> **Given task**: Count how many lines of the material below have the word "name" and give only the number.

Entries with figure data
- - -
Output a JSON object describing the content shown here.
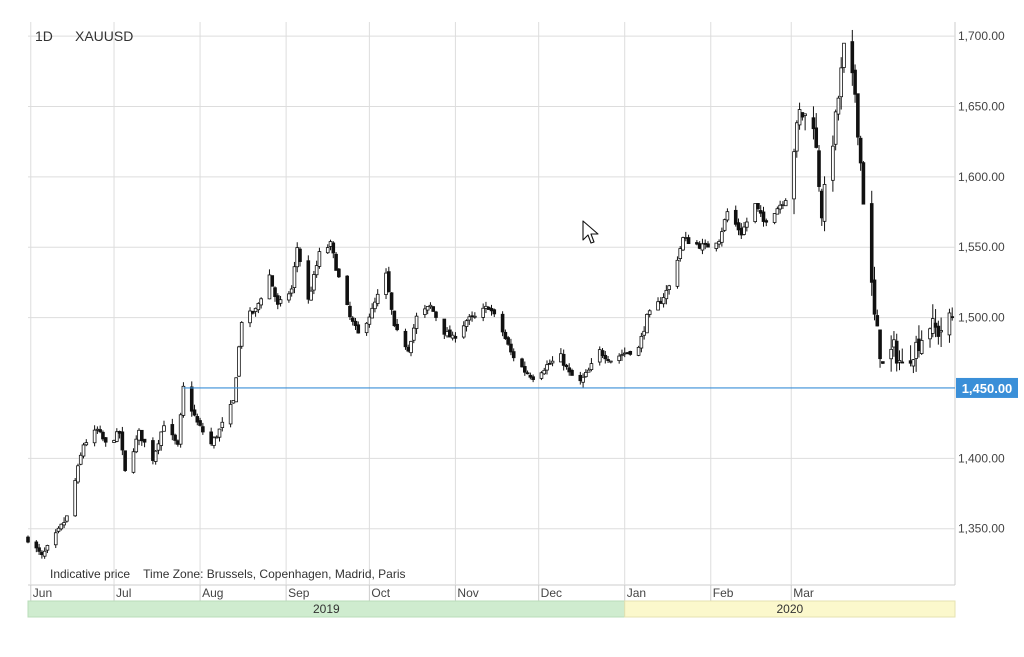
{
  "header": {
    "timeframe": "1D",
    "symbol": "XAUUSD"
  },
  "footer": {
    "note": "Indicative price",
    "timezone": "Time Zone: Brussels, Copenhagen, Madrid, Paris"
  },
  "colors": {
    "candle": "#111111",
    "grid": "#dddddd",
    "hline": "#3a8fd8",
    "label_bg": "#3a8fd8",
    "year_2019_bg": "#cfeccf",
    "year_2020_bg": "#fbf8cc"
  },
  "chart_data": {
    "type": "candlestick",
    "symbol": "XAUUSD",
    "interval": "1D",
    "ylim": [
      1310,
      1710
    ],
    "y_ticks": [
      "1,350.00",
      "1,400.00",
      "1,450.00",
      "1,500.00",
      "1,550.00",
      "1,600.00",
      "1,650.00",
      "1,700.00"
    ],
    "x_ticks": [
      "Jun",
      "Jul",
      "Aug",
      "Sep",
      "Oct",
      "Nov",
      "Dec",
      "Jan",
      "Feb",
      "Mar"
    ],
    "years": [
      "2019",
      "2020"
    ],
    "horizontal_line": {
      "value": 1450,
      "label": "1,450.00"
    },
    "grid": true,
    "close_path": [
      [
        "2019-05-31",
        1343
      ],
      [
        "2019-06-05",
        1330
      ],
      [
        "2019-06-10",
        1345
      ],
      [
        "2019-06-14",
        1358
      ],
      [
        "2019-06-20",
        1410
      ],
      [
        "2019-06-25",
        1420
      ],
      [
        "2019-06-28",
        1410
      ],
      [
        "2019-07-03",
        1418
      ],
      [
        "2019-07-05",
        1390
      ],
      [
        "2019-07-10",
        1418
      ],
      [
        "2019-07-15",
        1400
      ],
      [
        "2019-07-19",
        1425
      ],
      [
        "2019-07-24",
        1408
      ],
      [
        "2019-07-26",
        1450
      ],
      [
        "2019-07-31",
        1425
      ],
      [
        "2019-08-05",
        1410
      ],
      [
        "2019-08-08",
        1420
      ],
      [
        "2019-08-13",
        1440
      ],
      [
        "2019-08-16",
        1498
      ],
      [
        "2019-08-21",
        1505
      ],
      [
        "2019-08-26",
        1530
      ],
      [
        "2019-08-29",
        1508
      ],
      [
        "2019-09-03",
        1520
      ],
      [
        "2019-09-05",
        1550
      ],
      [
        "2019-09-09",
        1512
      ],
      [
        "2019-09-13",
        1545
      ],
      [
        "2019-09-17",
        1552
      ],
      [
        "2019-09-20",
        1528
      ],
      [
        "2019-09-24",
        1500
      ],
      [
        "2019-09-27",
        1488
      ],
      [
        "2019-10-02",
        1505
      ],
      [
        "2019-10-07",
        1530
      ],
      [
        "2019-10-10",
        1492
      ],
      [
        "2019-10-15",
        1478
      ],
      [
        "2019-10-18",
        1500
      ],
      [
        "2019-10-23",
        1508
      ],
      [
        "2019-10-28",
        1490
      ],
      [
        "2019-10-31",
        1485
      ],
      [
        "2019-11-05",
        1498
      ],
      [
        "2019-11-08",
        1500
      ],
      [
        "2019-11-13",
        1508
      ],
      [
        "2019-11-18",
        1490
      ],
      [
        "2019-11-21",
        1475
      ],
      [
        "2019-11-26",
        1462
      ],
      [
        "2019-11-29",
        1458
      ],
      [
        "2019-12-04",
        1466
      ],
      [
        "2019-12-09",
        1472
      ],
      [
        "2019-12-12",
        1460
      ],
      [
        "2019-12-16",
        1454
      ],
      [
        "2019-12-19",
        1462
      ],
      [
        "2019-12-23",
        1476
      ],
      [
        "2019-12-27",
        1470
      ],
      [
        "2020-01-01",
        1475
      ],
      [
        "2020-01-06",
        1478
      ],
      [
        "2020-01-09",
        1500
      ],
      [
        "2020-01-14",
        1512
      ],
      [
        "2020-01-17",
        1522
      ],
      [
        "2020-01-22",
        1556
      ],
      [
        "2020-01-27",
        1552
      ],
      [
        "2020-01-30",
        1550
      ],
      [
        "2020-02-04",
        1556
      ],
      [
        "2020-02-07",
        1575
      ],
      [
        "2020-02-12",
        1560
      ],
      [
        "2020-02-17",
        1580
      ],
      [
        "2020-02-20",
        1568
      ],
      [
        "2020-02-25",
        1578
      ],
      [
        "2020-02-28",
        1585
      ],
      [
        "2020-03-04",
        1645
      ],
      [
        "2020-03-09",
        1640
      ],
      [
        "2020-03-12",
        1575
      ],
      [
        "2020-03-17",
        1640
      ],
      [
        "2020-03-20",
        1690
      ],
      [
        "2020-03-24",
        1660
      ],
      [
        "2020-03-27",
        1585
      ],
      [
        "2020-03-31",
        1500
      ],
      [
        "2020-04-03",
        1465
      ],
      [
        "2020-04-07",
        1478
      ],
      [
        "2020-04-10",
        1465
      ],
      [
        "2020-04-15",
        1480
      ],
      [
        "2020-04-20",
        1495
      ],
      [
        "2020-04-23",
        1490
      ],
      [
        "2020-04-28",
        1500
      ]
    ]
  }
}
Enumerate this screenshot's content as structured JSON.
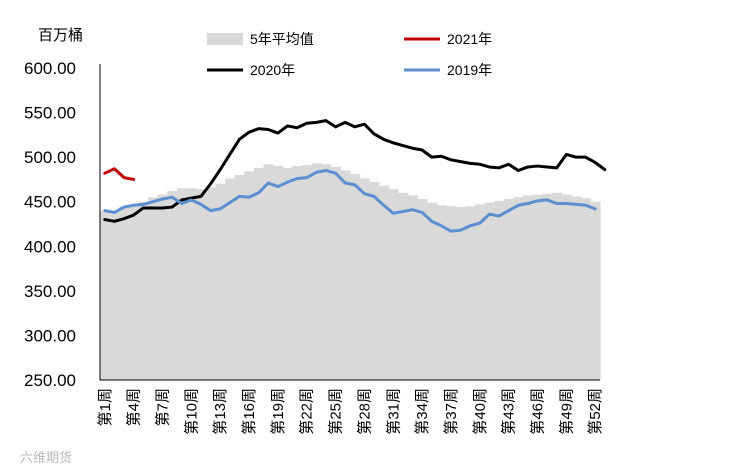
{
  "chart_data": {
    "type": "line",
    "unit_label": "百万桶",
    "ylim": [
      250,
      600
    ],
    "yticks": [
      "250.00",
      "300.00",
      "350.00",
      "400.00",
      "450.00",
      "500.00",
      "550.00",
      "600.00"
    ],
    "x_tick_labels": [
      "第1周",
      "第4周",
      "第7周",
      "第10周",
      "第13周",
      "第16周",
      "第19周",
      "第22周",
      "第25周",
      "第28周",
      "第31周",
      "第34周",
      "第37周",
      "第40周",
      "第43周",
      "第46周",
      "第49周",
      "第52周"
    ],
    "weeks": 52,
    "colors": {
      "avg5": "#d9d9d9",
      "y2021": "#c00000",
      "y2020": "#000000",
      "y2019": "#5b8fd1"
    },
    "series": [
      {
        "key": "avg5",
        "name": "5年平均值",
        "kind": "area",
        "values": [
          440,
          438,
          444,
          446,
          450,
          455,
          458,
          462,
          465,
          465,
          464,
          466,
          470,
          476,
          480,
          484,
          488,
          492,
          490,
          488,
          490,
          491,
          493,
          492,
          489,
          485,
          481,
          476,
          472,
          468,
          464,
          460,
          457,
          453,
          449,
          446,
          445,
          444,
          445,
          447,
          449,
          451,
          453,
          455,
          457,
          458,
          459,
          460,
          458,
          456,
          454,
          450
        ]
      },
      {
        "key": "y2021",
        "name": "2021年",
        "kind": "line",
        "values": [
          482,
          487,
          477,
          475
        ]
      },
      {
        "key": "y2020",
        "name": "2020年",
        "kind": "line",
        "values": [
          430,
          428,
          431,
          435,
          443,
          443,
          443,
          444,
          452,
          454,
          456,
          470,
          486,
          503,
          520,
          528,
          532,
          531,
          527,
          535,
          533,
          538,
          539,
          541,
          534,
          539,
          534,
          537,
          526,
          520,
          516,
          513,
          510,
          508,
          500,
          501,
          497,
          495,
          493,
          492,
          489,
          488,
          492,
          485,
          489,
          490,
          489,
          488,
          503,
          500,
          500,
          494,
          486
        ]
      },
      {
        "key": "y2019",
        "name": "2019年",
        "kind": "line",
        "values": [
          440,
          438,
          444,
          446,
          447,
          450,
          453,
          455,
          448,
          452,
          447,
          440,
          442,
          449,
          456,
          455,
          460,
          471,
          467,
          472,
          476,
          477,
          483,
          485,
          482,
          471,
          469,
          459,
          456,
          446,
          437,
          439,
          441,
          438,
          428,
          423,
          417,
          418,
          423,
          426,
          436,
          434,
          440,
          446,
          448,
          451,
          452,
          448,
          448,
          447,
          446,
          442
        ]
      }
    ],
    "legend": {
      "avg5": "5年平均值",
      "y2021": "2021年",
      "y2020": "2020年",
      "y2019": "2019年"
    },
    "watermark": "六维期货"
  }
}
- - -
> **Output of the task**: 4